What to do —
Could you write out each of the lines below, character for character?

Dataset lines —
========================================

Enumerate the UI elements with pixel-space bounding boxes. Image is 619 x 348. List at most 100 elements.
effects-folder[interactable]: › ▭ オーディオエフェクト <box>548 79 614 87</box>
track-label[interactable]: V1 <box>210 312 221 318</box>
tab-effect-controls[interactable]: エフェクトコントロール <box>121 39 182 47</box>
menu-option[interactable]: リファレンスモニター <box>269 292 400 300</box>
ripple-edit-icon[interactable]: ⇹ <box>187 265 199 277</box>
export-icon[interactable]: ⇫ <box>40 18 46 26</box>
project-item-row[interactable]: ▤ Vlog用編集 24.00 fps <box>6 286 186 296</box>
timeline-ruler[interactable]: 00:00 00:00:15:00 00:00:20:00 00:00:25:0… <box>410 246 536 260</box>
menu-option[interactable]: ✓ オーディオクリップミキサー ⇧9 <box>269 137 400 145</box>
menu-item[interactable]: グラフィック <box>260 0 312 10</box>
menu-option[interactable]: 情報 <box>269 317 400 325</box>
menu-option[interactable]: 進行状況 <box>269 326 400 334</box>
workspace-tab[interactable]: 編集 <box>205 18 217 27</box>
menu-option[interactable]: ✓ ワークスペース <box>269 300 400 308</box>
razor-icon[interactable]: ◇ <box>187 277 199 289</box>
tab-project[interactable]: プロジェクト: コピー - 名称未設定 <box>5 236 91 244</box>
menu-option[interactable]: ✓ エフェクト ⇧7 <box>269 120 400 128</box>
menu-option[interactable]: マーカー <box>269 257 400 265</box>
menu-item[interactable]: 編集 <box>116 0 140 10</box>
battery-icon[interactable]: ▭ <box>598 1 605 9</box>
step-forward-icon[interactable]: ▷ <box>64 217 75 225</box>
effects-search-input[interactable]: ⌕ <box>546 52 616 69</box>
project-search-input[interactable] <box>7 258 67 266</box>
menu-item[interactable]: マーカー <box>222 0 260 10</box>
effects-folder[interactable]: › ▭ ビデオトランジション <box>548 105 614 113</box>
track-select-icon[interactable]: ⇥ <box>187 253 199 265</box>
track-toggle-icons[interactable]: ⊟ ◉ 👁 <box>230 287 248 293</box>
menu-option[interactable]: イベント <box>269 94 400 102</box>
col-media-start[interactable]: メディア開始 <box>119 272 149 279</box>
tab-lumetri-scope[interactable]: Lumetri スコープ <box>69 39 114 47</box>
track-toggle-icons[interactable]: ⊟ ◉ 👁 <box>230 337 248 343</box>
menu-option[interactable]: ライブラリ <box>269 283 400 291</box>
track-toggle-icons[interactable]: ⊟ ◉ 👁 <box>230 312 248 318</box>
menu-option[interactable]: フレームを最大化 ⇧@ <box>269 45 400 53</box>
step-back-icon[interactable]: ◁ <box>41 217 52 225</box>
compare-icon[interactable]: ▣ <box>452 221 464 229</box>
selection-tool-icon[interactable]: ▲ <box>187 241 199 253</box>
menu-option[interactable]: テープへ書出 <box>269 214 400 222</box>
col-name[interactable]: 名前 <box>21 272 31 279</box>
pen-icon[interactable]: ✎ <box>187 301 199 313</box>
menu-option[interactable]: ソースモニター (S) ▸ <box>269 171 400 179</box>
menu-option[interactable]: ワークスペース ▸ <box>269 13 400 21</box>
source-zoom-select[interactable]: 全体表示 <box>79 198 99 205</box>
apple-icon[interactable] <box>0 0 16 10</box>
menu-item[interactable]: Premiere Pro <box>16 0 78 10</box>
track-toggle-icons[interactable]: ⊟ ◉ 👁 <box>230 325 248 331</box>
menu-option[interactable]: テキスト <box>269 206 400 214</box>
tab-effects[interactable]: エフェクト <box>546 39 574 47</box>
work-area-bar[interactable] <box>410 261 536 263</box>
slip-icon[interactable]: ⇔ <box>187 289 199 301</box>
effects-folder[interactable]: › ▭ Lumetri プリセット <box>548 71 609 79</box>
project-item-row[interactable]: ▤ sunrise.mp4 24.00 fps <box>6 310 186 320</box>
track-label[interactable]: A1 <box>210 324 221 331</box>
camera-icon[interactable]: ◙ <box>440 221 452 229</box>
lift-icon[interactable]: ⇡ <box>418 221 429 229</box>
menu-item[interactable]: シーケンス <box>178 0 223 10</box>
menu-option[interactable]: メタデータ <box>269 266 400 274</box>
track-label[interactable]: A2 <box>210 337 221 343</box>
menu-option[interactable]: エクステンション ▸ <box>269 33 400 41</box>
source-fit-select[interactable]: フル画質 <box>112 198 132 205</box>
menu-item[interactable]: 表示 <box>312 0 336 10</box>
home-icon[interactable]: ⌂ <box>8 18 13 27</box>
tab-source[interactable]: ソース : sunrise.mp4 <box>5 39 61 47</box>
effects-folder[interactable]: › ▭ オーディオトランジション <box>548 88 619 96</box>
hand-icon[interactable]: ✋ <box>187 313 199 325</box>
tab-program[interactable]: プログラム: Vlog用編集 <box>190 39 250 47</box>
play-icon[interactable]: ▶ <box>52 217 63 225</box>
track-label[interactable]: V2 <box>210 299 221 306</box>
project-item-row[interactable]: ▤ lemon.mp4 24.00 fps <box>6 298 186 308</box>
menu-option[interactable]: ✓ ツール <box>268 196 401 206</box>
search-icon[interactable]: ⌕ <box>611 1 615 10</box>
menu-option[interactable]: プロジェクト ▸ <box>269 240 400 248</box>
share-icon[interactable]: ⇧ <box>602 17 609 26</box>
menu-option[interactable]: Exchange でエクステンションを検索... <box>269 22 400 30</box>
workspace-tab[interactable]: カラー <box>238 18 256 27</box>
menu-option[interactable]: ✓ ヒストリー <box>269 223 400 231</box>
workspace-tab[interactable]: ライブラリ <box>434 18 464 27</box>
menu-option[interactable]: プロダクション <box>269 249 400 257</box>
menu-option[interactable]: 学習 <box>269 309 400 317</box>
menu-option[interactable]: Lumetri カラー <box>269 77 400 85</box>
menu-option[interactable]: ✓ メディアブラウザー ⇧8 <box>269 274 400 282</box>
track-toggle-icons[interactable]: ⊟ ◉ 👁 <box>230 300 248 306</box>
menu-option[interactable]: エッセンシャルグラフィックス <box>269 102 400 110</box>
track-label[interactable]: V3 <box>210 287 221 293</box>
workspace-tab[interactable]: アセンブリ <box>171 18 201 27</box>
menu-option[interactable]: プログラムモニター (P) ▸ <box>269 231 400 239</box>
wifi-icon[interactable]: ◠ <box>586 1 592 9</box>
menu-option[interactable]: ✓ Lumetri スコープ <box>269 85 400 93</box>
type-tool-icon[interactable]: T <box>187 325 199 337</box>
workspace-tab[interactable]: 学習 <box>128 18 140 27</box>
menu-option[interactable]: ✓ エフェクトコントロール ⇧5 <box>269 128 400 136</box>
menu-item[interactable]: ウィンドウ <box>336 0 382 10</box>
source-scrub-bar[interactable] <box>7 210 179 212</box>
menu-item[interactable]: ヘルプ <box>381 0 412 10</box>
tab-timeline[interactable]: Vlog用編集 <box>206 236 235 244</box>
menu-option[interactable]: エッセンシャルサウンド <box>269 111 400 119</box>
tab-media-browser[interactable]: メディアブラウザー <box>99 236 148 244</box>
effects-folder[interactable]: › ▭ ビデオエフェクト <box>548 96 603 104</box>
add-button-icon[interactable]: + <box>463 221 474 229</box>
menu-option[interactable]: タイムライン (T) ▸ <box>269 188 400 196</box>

========================================

Correct answer —
Enumerate the UI elements with pixel-space bounding boxes. Image is 619 x 348. List at most 100 elements.
effects-folder[interactable]: › ▭ オーディオエフェクト <box>548 79 614 87</box>
track-label[interactable]: V1 <box>210 312 221 318</box>
tab-effect-controls[interactable]: エフェクトコントロール <box>121 39 182 47</box>
menu-option[interactable]: リファレンスモニター <box>269 292 400 300</box>
ripple-edit-icon[interactable]: ⇹ <box>187 265 199 277</box>
export-icon[interactable]: ⇫ <box>40 18 46 26</box>
project-item-row[interactable]: ▤ Vlog用編集 24.00 fps <box>6 286 186 296</box>
timeline-ruler[interactable]: 00:00 00:00:15:00 00:00:20:00 00:00:25:0… <box>410 246 536 260</box>
menu-option[interactable]: ✓ オーディオクリップミキサー ⇧9 <box>269 137 400 145</box>
menu-item[interactable]: グラフィック <box>260 0 312 10</box>
menu-option[interactable]: 情報 <box>269 317 400 325</box>
menu-option[interactable]: 進行状況 <box>269 326 400 334</box>
workspace-tab[interactable]: 編集 <box>205 18 217 27</box>
menu-option[interactable]: ✓ ワークスペース <box>269 300 400 308</box>
razor-icon[interactable]: ◇ <box>187 277 199 289</box>
tab-project[interactable]: プロジェクト: コピー - 名称未設定 <box>5 236 91 244</box>
menu-option[interactable]: ✓ エフェクト ⇧7 <box>269 120 400 128</box>
menu-option[interactable]: マーカー <box>269 257 400 265</box>
menu-item[interactable]: 編集 <box>116 0 140 10</box>
battery-icon[interactable]: ▭ <box>598 1 605 9</box>
step-forward-icon[interactable]: ▷ <box>64 217 75 225</box>
effects-search-input[interactable]: ⌕ <box>546 52 616 69</box>
project-search-input[interactable] <box>7 258 67 266</box>
menu-item[interactable]: マーカー <box>222 0 260 10</box>
effects-folder[interactable]: › ▭ ビデオトランジション <box>548 105 614 113</box>
track-select-icon[interactable]: ⇥ <box>187 253 199 265</box>
track-toggle-icons[interactable]: ⊟ ◉ 👁 <box>230 287 248 293</box>
menu-option[interactable]: イベント <box>269 94 400 102</box>
col-media-start[interactable]: メディア開始 <box>119 272 149 279</box>
tab-lumetri-scope[interactable]: Lumetri スコープ <box>69 39 114 47</box>
track-toggle-icons[interactable]: ⊟ ◉ 👁 <box>230 337 248 343</box>
menu-option[interactable]: ライブラリ <box>269 283 400 291</box>
track-toggle-icons[interactable]: ⊟ ◉ 👁 <box>230 312 248 318</box>
menu-option[interactable]: フレームを最大化 ⇧@ <box>269 45 400 53</box>
step-back-icon[interactable]: ◁ <box>41 217 52 225</box>
compare-icon[interactable]: ▣ <box>452 221 464 229</box>
selection-tool-icon[interactable]: ▲ <box>187 241 199 253</box>
menu-option[interactable]: テープへ書出 <box>269 214 400 222</box>
col-name[interactable]: 名前 <box>21 272 31 279</box>
pen-icon[interactable]: ✎ <box>187 301 199 313</box>
menu-option[interactable]: ソースモニター (S) ▸ <box>269 171 400 179</box>
menu-option[interactable]: ワークスペース ▸ <box>269 13 400 21</box>
source-zoom-select[interactable]: 全体表示 <box>79 198 99 205</box>
apple-icon[interactable] <box>0 0 16 10</box>
menu-item[interactable]: Premiere Pro <box>16 0 78 10</box>
track-toggle-icons[interactable]: ⊟ ◉ 👁 <box>230 325 248 331</box>
menu-option[interactable]: テキスト <box>269 206 400 214</box>
tab-effects[interactable]: エフェクト <box>546 39 574 47</box>
work-area-bar[interactable] <box>410 261 536 263</box>
slip-icon[interactable]: ⇔ <box>187 289 199 301</box>
effects-folder[interactable]: › ▭ Lumetri プリセット <box>548 71 609 79</box>
project-item-row[interactable]: ▤ sunrise.mp4 24.00 fps <box>6 310 186 320</box>
track-label[interactable]: A1 <box>210 324 221 331</box>
camera-icon[interactable]: ◙ <box>440 221 452 229</box>
lift-icon[interactable]: ⇡ <box>418 221 429 229</box>
menu-item[interactable]: シーケンス <box>178 0 223 10</box>
menu-option[interactable]: メタデータ <box>269 266 400 274</box>
track-label[interactable]: A2 <box>210 337 221 343</box>
menu-option[interactable]: エクステンション ▸ <box>269 33 400 41</box>
source-fit-select[interactable]: フル画質 <box>112 198 132 205</box>
menu-item[interactable]: 表示 <box>312 0 336 10</box>
home-icon[interactable]: ⌂ <box>8 18 13 27</box>
tab-source[interactable]: ソース : sunrise.mp4 <box>5 39 61 47</box>
effects-folder[interactable]: › ▭ オーディオトランジション <box>548 88 619 96</box>
hand-icon[interactable]: ✋ <box>187 313 199 325</box>
tab-program[interactable]: プログラム: Vlog用編集 <box>190 39 250 47</box>
play-icon[interactable]: ▶ <box>52 217 63 225</box>
track-label[interactable]: V2 <box>210 299 221 306</box>
project-item-row[interactable]: ▤ lemon.mp4 24.00 fps <box>6 298 186 308</box>
menu-option[interactable]: ✓ ツール <box>268 196 401 206</box>
search-icon[interactable]: ⌕ <box>611 1 615 10</box>
menu-option[interactable]: プロジェクト ▸ <box>269 240 400 248</box>
share-icon[interactable]: ⇧ <box>602 17 609 26</box>
menu-option[interactable]: Exchange でエクステンションを検索... <box>269 22 400 30</box>
workspace-tab[interactable]: カラー <box>238 18 256 27</box>
menu-option[interactable]: ✓ ヒストリー <box>269 223 400 231</box>
workspace-tab[interactable]: ライブラリ <box>434 18 464 27</box>
menu-option[interactable]: プロダクション <box>269 249 400 257</box>
menu-option[interactable]: 学習 <box>269 309 400 317</box>
menu-option[interactable]: Lumetri カラー <box>269 77 400 85</box>
menu-option[interactable]: ✓ メディアブラウザー ⇧8 <box>269 274 400 282</box>
track-toggle-icons[interactable]: ⊟ ◉ 👁 <box>230 300 248 306</box>
menu-option[interactable]: エッセンシャルグラフィックス <box>269 102 400 110</box>
track-label[interactable]: V3 <box>210 287 221 293</box>
workspace-tab[interactable]: アセンブリ <box>171 18 201 27</box>
menu-option[interactable]: プログラムモニター (P) ▸ <box>269 231 400 239</box>
wifi-icon[interactable]: ◠ <box>586 1 592 9</box>
menu-option[interactable]: ✓ Lumetri スコープ <box>269 85 400 93</box>
type-tool-icon[interactable]: T <box>187 325 199 337</box>
workspace-tab[interactable]: 学習 <box>128 18 140 27</box>
menu-option[interactable]: ✓ エフェクトコントロール ⇧5 <box>269 128 400 136</box>
menu-item[interactable]: ウィンドウ <box>336 0 382 10</box>
source-scrub-bar[interactable] <box>7 210 179 212</box>
menu-item[interactable]: ヘルプ <box>381 0 412 10</box>
tab-timeline[interactable]: Vlog用編集 <box>206 236 235 244</box>
menu-option[interactable]: エッセンシャルサウンド <box>269 111 400 119</box>
tab-media-browser[interactable]: メディアブラウザー <box>99 236 148 244</box>
effects-folder[interactable]: › ▭ ビデオエフェクト <box>548 96 603 104</box>
add-button-icon[interactable]: + <box>463 221 474 229</box>
menu-option[interactable]: タイムライン (T) ▸ <box>269 188 400 196</box>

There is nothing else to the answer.